Extracted data entries
.....

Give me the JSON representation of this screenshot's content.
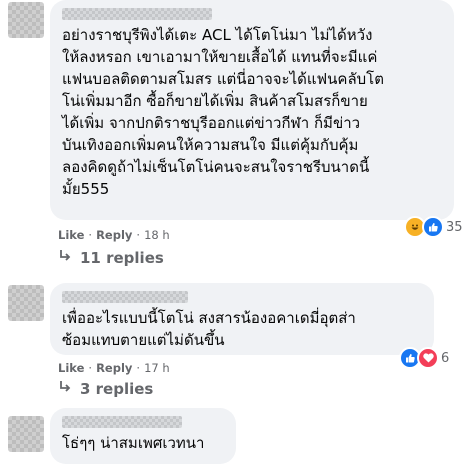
{
  "comments": [
    {
      "text": "อย่างราชบุรีพิงได้เตะ ACL ได้โตโน่มา ไม่ได้หวัง\nให้ลงหรอก เขาเอามาให้ขายเสื้อได้ แทนที่จะมีแค่\nแฟนบอลติดตามสโมสร แต่นี่อาจจะได้แฟนคลับโต\nโน่เพิ่มมาอีก ซื้อก็ขายได้เพิ่ม สินค้าสโมสรก็ขาย\nได้เพิ่ม จากปกติราชบุรีออกแต่ข่าวกีฬา ก็มีข่าว\nบันเทิงออกเพิ่มคนให้ความสนใจ มีแต่คุ้มกับคุ้ม\nลองคิดดูถ้าไม่เซ็นโตโน่คนจะสนใจราชรีบนาดนี้\nมั้ย555",
      "like": "Like",
      "reply": "Reply",
      "time": "18 h",
      "reaction_count": "35",
      "reaction_icons": [
        "laugh-icon",
        "like-icon"
      ],
      "replies_label": "11 replies"
    },
    {
      "text": "เพื่ออะไรแบบนี้โตโน่ สงสารน้องอคาเดมี่อุตส่า\nซ้อมแทบตายแต่ไม่ดันขึ้น",
      "like": "Like",
      "reply": "Reply",
      "time": "17 h",
      "reaction_count": "6",
      "reaction_icons": [
        "like-icon",
        "love-icon"
      ],
      "replies_label": "3 replies"
    },
    {
      "text": "โธ่ๆๆ น่าสมเพศเวทนา"
    }
  ],
  "separator": "·",
  "colors": {
    "like": "#1877f2",
    "love": "#f33e58",
    "laugh": "#f7b125",
    "meta": "#65676b",
    "bubble": "#f0f2f5"
  }
}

.....

Omit the pictures and output all of the other material exactly.

Give me the JSON representation of this screenshot's content.
{
  "comments": [
    {
      "text": "อย่างราชบุรีพิงได้เตะ ACL ได้โตโน่มา ไม่ได้หวัง\nให้ลงหรอก เขาเอามาให้ขายเสื้อได้ แทนที่จะมีแค่\nแฟนบอลติดตามสโมสร แต่นี่อาจจะได้แฟนคลับโต\nโน่เพิ่มมาอีก ซื้อก็ขายได้เพิ่ม สินค้าสโมสรก็ขาย\nได้เพิ่ม จากปกติราชบุรีออกแต่ข่าวกีฬา ก็มีข่าว\nบันเทิงออกเพิ่มคนให้ความสนใจ มีแต่คุ้มกับคุ้ม\nลองคิดดูถ้าไม่เซ็นโตโน่คนจะสนใจราชรีบนาดนี้\nมั้ย555",
      "like": "Like",
      "reply": "Reply",
      "time": "18 h",
      "reaction_count": "35",
      "reaction_icons": [
        "laugh-icon",
        "like-icon"
      ],
      "replies_label": "11 replies"
    },
    {
      "text": "เพื่ออะไรแบบนี้โตโน่ สงสารน้องอคาเดมี่อุตส่า\nซ้อมแทบตายแต่ไม่ดันขึ้น",
      "like": "Like",
      "reply": "Reply",
      "time": "17 h",
      "reaction_count": "6",
      "reaction_icons": [
        "like-icon",
        "love-icon"
      ],
      "replies_label": "3 replies"
    },
    {
      "text": "โธ่ๆๆ น่าสมเพศเวทนา"
    }
  ],
  "separator": "·",
  "colors": {
    "like": "#1877f2",
    "love": "#f33e58",
    "laugh": "#f7b125",
    "meta": "#65676b",
    "bubble": "#f0f2f5"
  }
}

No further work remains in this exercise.